▶ [Given problem]: Here are some entries; quote each one exactly.

▶ [Collected data entries]:
▽

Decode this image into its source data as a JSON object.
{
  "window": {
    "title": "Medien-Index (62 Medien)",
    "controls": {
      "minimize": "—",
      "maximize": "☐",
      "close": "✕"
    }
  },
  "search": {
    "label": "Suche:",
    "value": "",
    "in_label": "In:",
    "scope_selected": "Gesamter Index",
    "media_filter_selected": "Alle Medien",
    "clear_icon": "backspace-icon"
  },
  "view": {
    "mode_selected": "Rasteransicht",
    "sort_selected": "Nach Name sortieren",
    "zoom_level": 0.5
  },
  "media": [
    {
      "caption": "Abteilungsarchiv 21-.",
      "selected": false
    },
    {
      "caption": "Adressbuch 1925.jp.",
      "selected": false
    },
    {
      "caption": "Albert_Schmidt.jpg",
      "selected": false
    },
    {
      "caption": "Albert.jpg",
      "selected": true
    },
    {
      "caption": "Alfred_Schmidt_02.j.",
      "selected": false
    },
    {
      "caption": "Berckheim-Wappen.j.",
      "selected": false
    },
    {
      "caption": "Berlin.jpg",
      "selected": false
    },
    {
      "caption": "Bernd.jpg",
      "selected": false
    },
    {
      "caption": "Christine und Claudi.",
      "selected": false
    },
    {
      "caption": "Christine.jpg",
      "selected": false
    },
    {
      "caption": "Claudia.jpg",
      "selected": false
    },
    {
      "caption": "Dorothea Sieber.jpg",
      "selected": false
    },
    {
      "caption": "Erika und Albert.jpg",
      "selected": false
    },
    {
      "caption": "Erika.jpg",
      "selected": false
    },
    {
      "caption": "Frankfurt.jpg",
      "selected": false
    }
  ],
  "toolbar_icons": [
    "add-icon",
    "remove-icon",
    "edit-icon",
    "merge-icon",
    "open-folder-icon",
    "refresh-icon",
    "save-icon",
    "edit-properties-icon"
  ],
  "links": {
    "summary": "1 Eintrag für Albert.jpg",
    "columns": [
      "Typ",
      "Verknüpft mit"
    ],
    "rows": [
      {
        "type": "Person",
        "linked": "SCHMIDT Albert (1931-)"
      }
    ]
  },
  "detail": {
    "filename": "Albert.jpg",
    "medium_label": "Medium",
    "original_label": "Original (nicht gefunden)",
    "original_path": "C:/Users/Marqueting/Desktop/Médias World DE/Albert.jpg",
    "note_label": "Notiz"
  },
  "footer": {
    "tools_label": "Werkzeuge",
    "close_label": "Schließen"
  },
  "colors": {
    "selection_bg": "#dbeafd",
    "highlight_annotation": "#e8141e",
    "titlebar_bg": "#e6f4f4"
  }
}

△

▶ [The response]:
Decode this image into its source data as a JSON object.
{
  "window": {
    "title": "Medien-Index (62 Medien)",
    "controls": {
      "minimize": "—",
      "maximize": "☐",
      "close": "✕"
    }
  },
  "search": {
    "label": "Suche:",
    "value": "",
    "in_label": "In:",
    "scope_selected": "Gesamter Index",
    "media_filter_selected": "Alle Medien",
    "clear_icon": "backspace-icon"
  },
  "view": {
    "mode_selected": "Rasteransicht",
    "sort_selected": "Nach Name sortieren",
    "zoom_level": 0.5
  },
  "media": [
    {
      "caption": "Abteilungsarchiv 21-.",
      "selected": false
    },
    {
      "caption": "Adressbuch 1925.jp.",
      "selected": false
    },
    {
      "caption": "Albert_Schmidt.jpg",
      "selected": false
    },
    {
      "caption": "Albert.jpg",
      "selected": true
    },
    {
      "caption": "Alfred_Schmidt_02.j.",
      "selected": false
    },
    {
      "caption": "Berckheim-Wappen.j.",
      "selected": false
    },
    {
      "caption": "Berlin.jpg",
      "selected": false
    },
    {
      "caption": "Bernd.jpg",
      "selected": false
    },
    {
      "caption": "Christine und Claudi.",
      "selected": false
    },
    {
      "caption": "Christine.jpg",
      "selected": false
    },
    {
      "caption": "Claudia.jpg",
      "selected": false
    },
    {
      "caption": "Dorothea Sieber.jpg",
      "selected": false
    },
    {
      "caption": "Erika und Albert.jpg",
      "selected": false
    },
    {
      "caption": "Erika.jpg",
      "selected": false
    },
    {
      "caption": "Frankfurt.jpg",
      "selected": false
    }
  ],
  "toolbar_icons": [
    "add-icon",
    "remove-icon",
    "edit-icon",
    "merge-icon",
    "open-folder-icon",
    "refresh-icon",
    "save-icon",
    "edit-properties-icon"
  ],
  "links": {
    "summary": "1 Eintrag für Albert.jpg",
    "columns": [
      "Typ",
      "Verknüpft mit"
    ],
    "rows": [
      {
        "type": "Person",
        "linked": "SCHMIDT Albert (1931-)"
      }
    ]
  },
  "detail": {
    "filename": "Albert.jpg",
    "medium_label": "Medium",
    "original_label": "Original (nicht gefunden)",
    "original_path": "C:/Users/Marqueting/Desktop/Médias World DE/Albert.jpg",
    "note_label": "Notiz"
  },
  "footer": {
    "tools_label": "Werkzeuge",
    "close_label": "Schließen"
  },
  "colors": {
    "selection_bg": "#dbeafd",
    "highlight_annotation": "#e8141e",
    "titlebar_bg": "#e6f4f4"
  }
}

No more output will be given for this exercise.